**Records provided:**
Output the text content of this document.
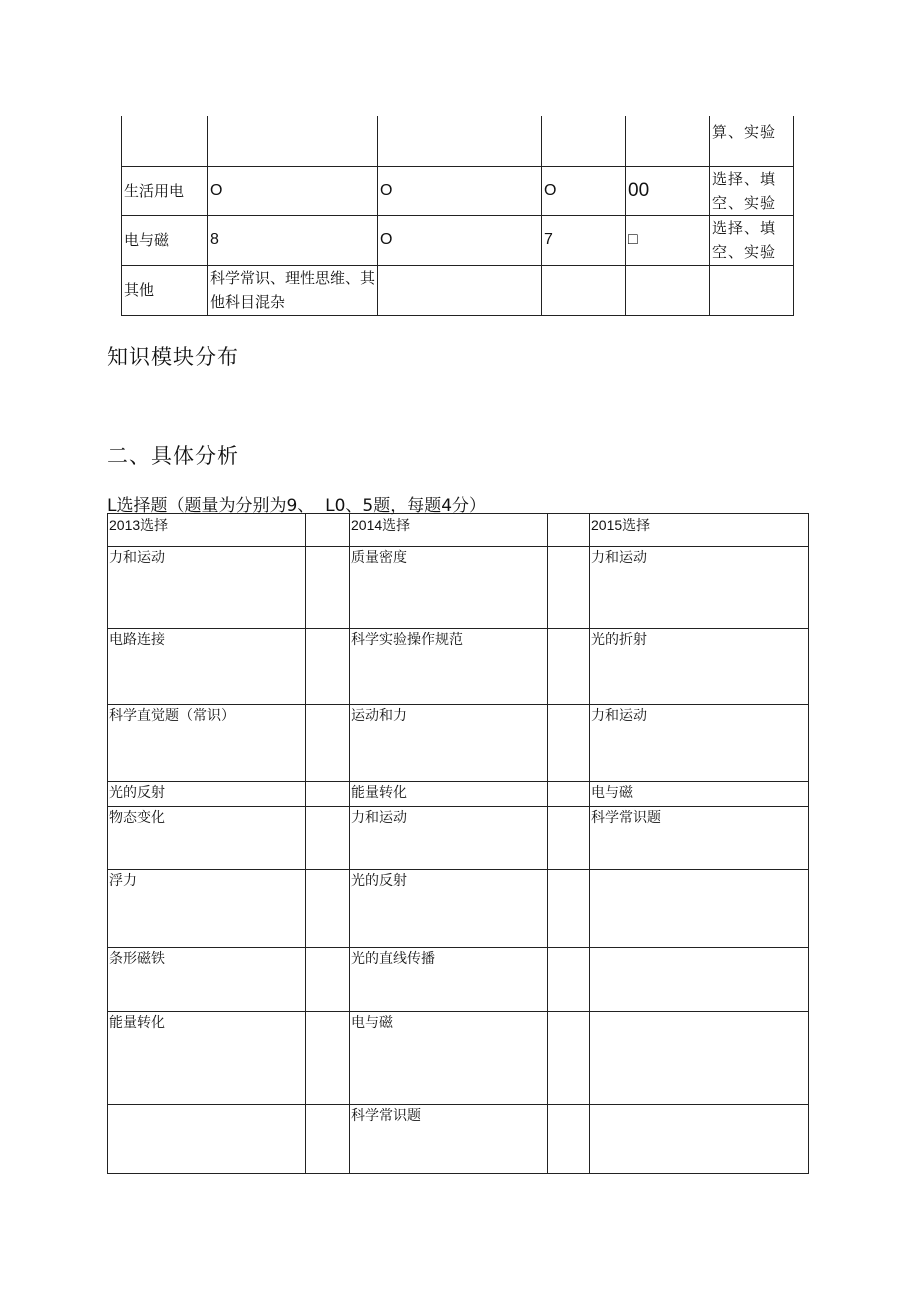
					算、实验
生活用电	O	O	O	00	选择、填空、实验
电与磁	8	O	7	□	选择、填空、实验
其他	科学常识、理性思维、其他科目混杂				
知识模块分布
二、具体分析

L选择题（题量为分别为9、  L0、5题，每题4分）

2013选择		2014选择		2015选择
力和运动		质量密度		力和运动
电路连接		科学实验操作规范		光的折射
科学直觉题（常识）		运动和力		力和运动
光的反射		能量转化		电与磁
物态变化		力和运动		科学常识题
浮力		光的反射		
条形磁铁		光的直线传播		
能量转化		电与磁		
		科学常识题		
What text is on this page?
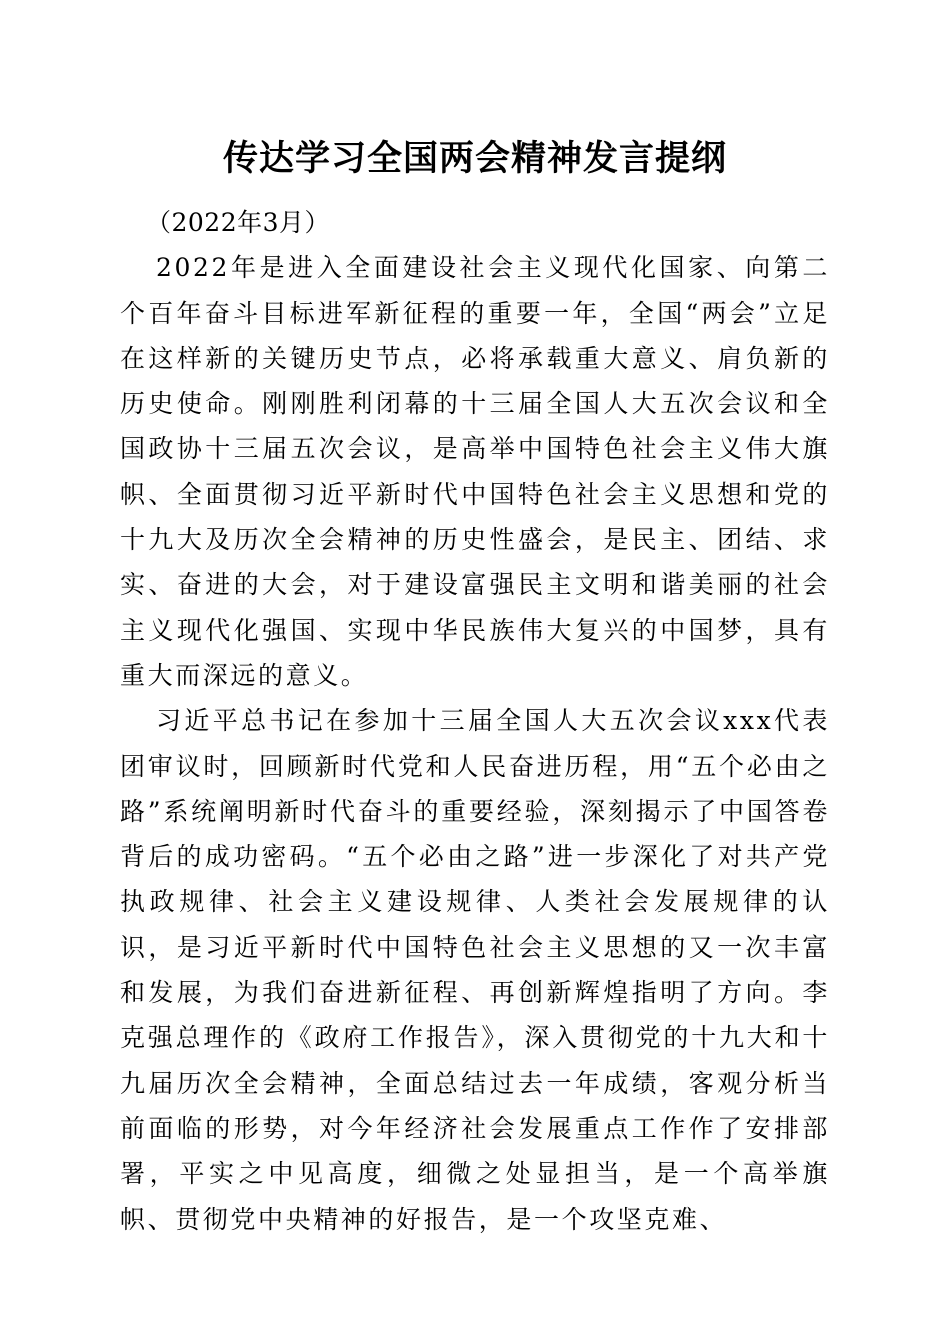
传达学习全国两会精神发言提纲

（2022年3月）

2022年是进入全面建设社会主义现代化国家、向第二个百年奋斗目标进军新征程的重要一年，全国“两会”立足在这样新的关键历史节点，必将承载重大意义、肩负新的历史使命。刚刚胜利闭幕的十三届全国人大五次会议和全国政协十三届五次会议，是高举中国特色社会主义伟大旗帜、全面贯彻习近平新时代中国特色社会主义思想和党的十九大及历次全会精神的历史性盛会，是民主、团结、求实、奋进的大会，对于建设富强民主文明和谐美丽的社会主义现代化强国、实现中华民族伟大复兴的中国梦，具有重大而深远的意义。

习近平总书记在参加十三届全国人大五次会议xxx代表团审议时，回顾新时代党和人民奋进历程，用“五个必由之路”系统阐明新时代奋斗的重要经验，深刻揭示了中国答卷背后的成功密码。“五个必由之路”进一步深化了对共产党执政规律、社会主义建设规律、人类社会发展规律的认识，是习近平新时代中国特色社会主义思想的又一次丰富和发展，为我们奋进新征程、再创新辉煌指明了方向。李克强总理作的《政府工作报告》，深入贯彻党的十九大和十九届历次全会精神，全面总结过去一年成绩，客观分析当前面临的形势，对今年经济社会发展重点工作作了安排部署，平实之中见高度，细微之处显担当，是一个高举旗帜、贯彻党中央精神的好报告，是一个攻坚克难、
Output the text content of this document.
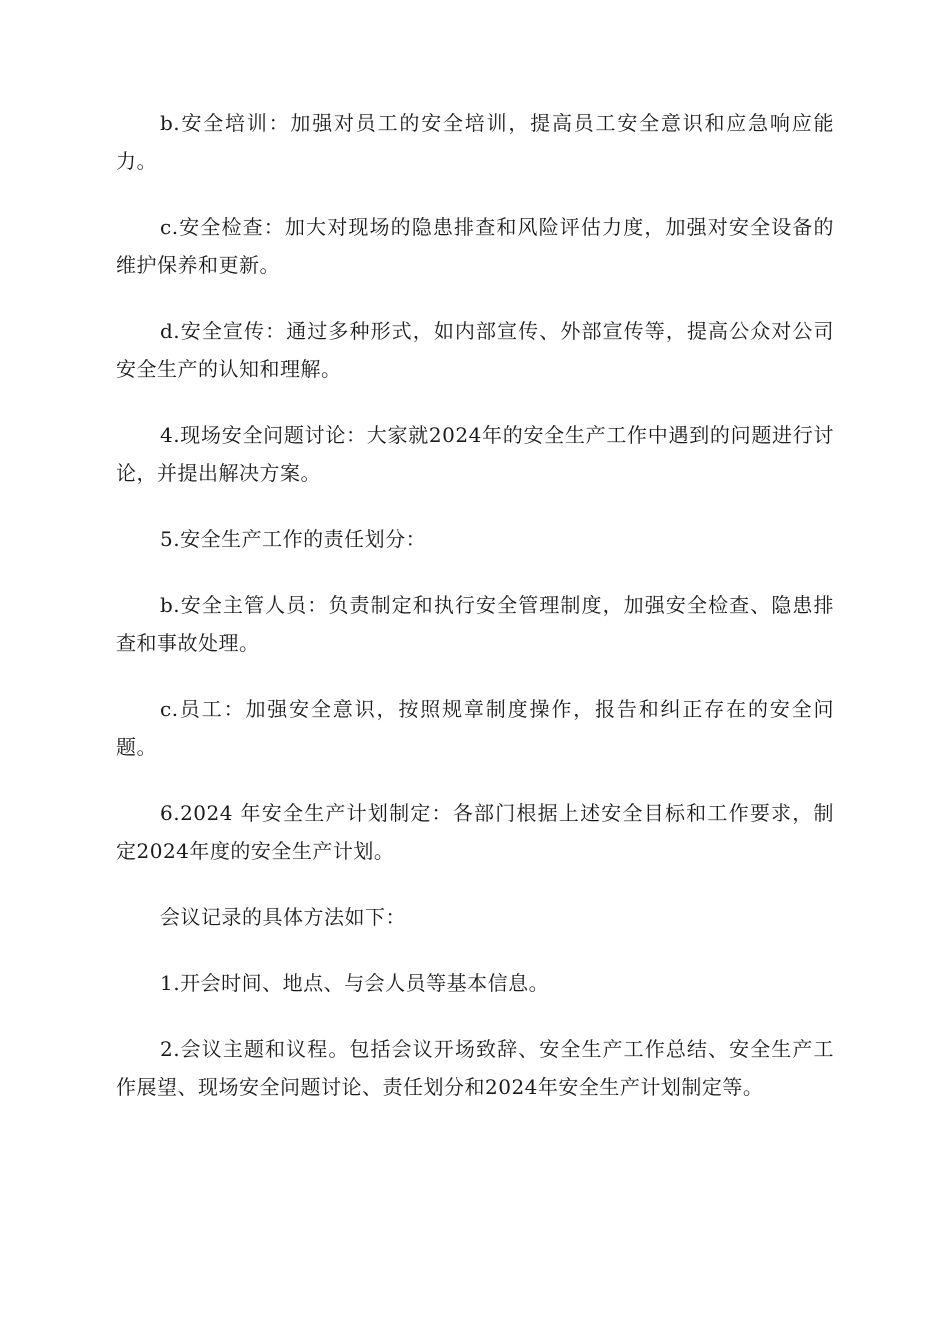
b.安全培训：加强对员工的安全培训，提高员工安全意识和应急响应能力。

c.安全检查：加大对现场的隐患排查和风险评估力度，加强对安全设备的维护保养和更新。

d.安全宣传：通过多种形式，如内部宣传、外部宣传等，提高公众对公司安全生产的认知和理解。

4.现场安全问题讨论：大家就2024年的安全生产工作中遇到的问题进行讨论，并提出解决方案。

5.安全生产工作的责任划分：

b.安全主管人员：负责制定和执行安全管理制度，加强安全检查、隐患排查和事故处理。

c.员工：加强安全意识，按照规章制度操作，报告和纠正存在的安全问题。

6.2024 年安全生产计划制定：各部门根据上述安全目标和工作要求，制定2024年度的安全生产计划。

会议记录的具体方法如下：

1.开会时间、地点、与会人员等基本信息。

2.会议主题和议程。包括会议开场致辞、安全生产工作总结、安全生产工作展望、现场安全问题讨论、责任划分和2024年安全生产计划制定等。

**Task brief:** Look through the lines above and collect those with the word "力和运动".

**Correct result:**
力和运动		质量密度		力和运动
科学直觉题（常识）		运动和力		力和运动
物态变化		力和运动		科学常识题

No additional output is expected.